Stated goal >>
Extract each line bearing the word "type".

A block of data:

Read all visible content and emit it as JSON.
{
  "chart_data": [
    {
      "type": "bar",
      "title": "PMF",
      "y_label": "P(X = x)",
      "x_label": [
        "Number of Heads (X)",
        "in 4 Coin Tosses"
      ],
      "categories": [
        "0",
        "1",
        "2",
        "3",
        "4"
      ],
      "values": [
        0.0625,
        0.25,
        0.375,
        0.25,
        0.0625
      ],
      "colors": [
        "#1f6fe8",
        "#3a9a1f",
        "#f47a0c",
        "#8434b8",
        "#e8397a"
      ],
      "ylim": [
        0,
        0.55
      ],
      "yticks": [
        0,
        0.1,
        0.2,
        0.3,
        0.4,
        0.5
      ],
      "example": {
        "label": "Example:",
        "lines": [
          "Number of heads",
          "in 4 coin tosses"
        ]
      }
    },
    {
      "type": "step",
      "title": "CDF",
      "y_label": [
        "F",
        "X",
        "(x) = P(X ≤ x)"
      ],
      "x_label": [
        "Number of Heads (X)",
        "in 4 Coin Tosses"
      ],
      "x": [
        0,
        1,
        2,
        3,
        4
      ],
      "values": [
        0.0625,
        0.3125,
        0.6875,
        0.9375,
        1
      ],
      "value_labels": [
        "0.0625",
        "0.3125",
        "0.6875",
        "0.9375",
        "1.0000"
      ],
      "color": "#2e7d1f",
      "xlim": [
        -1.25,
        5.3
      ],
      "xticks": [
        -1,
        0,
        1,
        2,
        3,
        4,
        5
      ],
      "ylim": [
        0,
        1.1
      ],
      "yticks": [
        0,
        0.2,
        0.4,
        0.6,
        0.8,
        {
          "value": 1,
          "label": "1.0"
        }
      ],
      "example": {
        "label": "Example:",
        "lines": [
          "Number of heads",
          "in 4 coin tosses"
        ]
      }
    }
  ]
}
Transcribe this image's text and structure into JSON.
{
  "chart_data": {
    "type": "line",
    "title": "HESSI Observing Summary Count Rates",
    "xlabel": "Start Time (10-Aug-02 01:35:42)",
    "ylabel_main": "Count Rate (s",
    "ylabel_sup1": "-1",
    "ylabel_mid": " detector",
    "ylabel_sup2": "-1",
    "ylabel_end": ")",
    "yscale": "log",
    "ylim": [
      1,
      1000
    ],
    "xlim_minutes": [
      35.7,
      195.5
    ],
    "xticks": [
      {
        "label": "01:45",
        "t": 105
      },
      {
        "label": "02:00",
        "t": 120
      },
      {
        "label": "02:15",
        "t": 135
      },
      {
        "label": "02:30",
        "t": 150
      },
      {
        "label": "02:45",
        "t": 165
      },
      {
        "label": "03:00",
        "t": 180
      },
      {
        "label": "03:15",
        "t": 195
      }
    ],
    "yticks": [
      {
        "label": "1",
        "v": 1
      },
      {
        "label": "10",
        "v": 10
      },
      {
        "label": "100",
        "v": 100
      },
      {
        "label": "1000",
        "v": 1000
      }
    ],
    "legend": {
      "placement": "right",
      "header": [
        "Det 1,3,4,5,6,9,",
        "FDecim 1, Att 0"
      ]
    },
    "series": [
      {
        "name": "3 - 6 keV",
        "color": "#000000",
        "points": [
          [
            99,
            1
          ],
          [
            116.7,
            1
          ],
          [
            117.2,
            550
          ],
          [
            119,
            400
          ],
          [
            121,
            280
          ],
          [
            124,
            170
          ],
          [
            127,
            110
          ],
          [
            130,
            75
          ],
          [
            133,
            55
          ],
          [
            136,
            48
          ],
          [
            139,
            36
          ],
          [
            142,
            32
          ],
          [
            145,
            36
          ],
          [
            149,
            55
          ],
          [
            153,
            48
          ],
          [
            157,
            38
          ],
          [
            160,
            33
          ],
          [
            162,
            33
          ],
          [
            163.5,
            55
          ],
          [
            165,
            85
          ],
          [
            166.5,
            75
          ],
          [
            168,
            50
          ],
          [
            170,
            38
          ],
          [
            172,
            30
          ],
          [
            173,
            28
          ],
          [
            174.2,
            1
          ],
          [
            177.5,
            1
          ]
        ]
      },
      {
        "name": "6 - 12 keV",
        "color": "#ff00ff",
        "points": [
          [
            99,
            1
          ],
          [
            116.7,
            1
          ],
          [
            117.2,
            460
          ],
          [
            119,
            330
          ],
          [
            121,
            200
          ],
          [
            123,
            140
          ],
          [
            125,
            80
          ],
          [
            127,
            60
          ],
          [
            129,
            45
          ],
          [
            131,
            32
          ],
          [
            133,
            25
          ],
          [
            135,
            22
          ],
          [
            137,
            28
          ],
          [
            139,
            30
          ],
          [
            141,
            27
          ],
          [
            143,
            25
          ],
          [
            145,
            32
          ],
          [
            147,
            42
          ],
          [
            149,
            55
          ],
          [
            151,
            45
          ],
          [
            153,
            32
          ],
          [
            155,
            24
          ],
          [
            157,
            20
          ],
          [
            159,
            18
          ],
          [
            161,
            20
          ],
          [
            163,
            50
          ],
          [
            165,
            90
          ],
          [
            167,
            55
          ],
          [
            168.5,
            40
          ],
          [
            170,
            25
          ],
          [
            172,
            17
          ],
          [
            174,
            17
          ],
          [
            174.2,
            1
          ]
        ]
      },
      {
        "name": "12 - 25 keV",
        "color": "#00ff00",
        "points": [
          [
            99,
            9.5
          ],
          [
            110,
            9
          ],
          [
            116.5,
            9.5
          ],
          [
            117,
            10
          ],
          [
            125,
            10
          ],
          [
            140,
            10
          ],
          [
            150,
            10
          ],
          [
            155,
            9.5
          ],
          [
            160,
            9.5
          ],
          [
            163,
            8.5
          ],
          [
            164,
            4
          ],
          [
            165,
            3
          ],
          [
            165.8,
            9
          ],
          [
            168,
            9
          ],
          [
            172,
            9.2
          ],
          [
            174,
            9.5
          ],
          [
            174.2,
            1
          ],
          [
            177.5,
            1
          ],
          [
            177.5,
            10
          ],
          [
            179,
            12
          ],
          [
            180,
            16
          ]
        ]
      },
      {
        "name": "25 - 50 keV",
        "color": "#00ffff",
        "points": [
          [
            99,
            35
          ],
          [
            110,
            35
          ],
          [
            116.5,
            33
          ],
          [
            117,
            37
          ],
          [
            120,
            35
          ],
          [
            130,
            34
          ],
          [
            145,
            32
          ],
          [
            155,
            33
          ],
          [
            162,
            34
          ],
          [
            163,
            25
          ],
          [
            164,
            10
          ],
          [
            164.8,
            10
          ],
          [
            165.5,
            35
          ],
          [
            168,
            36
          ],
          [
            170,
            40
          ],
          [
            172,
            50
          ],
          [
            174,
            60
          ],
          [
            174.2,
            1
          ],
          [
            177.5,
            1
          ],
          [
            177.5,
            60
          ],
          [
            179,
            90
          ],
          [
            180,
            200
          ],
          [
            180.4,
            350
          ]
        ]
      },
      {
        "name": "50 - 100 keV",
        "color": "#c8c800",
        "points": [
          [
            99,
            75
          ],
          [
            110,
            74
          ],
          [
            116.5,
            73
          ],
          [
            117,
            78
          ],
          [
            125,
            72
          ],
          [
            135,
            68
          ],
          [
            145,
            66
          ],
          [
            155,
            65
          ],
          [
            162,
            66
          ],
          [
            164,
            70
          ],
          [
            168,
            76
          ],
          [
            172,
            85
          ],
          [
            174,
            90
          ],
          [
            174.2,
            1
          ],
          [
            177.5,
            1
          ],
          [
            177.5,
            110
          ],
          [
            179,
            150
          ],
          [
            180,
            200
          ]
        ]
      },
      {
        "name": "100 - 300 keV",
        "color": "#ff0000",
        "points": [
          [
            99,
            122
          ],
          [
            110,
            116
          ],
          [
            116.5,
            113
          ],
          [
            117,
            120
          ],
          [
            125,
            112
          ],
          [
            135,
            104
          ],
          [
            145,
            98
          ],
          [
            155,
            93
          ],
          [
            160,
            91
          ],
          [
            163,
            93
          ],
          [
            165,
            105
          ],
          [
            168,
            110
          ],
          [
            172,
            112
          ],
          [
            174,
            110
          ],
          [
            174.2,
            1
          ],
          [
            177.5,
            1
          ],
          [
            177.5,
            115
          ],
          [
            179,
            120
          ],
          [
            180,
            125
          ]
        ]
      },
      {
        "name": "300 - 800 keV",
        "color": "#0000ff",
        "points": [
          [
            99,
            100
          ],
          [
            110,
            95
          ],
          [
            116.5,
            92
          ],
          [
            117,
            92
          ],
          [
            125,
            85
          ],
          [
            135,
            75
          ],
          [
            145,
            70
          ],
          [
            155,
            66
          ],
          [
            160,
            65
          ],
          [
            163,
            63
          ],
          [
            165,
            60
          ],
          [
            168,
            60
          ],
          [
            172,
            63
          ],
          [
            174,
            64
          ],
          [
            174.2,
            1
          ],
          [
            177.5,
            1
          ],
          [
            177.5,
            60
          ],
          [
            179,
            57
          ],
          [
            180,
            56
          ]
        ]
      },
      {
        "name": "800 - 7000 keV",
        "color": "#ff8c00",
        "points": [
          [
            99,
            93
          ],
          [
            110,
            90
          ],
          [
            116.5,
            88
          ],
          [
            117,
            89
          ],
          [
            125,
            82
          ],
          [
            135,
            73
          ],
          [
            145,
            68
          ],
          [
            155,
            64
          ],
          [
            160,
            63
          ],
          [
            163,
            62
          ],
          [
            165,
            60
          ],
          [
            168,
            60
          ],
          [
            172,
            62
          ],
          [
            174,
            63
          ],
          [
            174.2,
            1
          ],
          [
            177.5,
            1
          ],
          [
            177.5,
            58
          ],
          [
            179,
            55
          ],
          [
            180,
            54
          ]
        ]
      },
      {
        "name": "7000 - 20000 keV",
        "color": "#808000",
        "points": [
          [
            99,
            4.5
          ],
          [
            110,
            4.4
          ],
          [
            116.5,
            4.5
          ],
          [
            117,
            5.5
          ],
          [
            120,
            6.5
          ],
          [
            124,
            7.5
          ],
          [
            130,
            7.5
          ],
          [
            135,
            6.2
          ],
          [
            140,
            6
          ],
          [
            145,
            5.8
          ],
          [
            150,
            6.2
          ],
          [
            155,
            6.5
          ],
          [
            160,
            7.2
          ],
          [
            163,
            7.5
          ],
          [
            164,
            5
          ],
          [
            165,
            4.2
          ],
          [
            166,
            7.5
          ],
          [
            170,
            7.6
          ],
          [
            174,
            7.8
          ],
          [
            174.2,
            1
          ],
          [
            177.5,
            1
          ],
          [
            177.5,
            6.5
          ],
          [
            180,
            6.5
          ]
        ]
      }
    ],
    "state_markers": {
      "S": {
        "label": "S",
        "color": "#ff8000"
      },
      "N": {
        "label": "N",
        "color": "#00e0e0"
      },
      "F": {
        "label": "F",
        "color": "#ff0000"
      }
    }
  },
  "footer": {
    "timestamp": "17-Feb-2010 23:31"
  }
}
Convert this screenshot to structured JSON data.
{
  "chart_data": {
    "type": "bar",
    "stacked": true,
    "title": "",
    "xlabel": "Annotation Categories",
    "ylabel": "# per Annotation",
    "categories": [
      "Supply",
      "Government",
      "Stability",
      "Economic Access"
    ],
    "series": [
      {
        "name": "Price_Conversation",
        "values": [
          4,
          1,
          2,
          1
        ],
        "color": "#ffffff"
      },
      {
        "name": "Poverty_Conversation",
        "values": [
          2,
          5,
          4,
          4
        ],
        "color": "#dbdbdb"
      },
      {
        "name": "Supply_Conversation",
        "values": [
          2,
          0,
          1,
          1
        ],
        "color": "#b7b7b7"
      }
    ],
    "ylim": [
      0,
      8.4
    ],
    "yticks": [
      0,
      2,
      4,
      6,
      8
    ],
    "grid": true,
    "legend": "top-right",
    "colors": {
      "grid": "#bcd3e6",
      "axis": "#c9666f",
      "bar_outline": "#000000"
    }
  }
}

Full solution >>
      "type": "bar",
      "type": "step",
    "type": "line",
    "type": "bar",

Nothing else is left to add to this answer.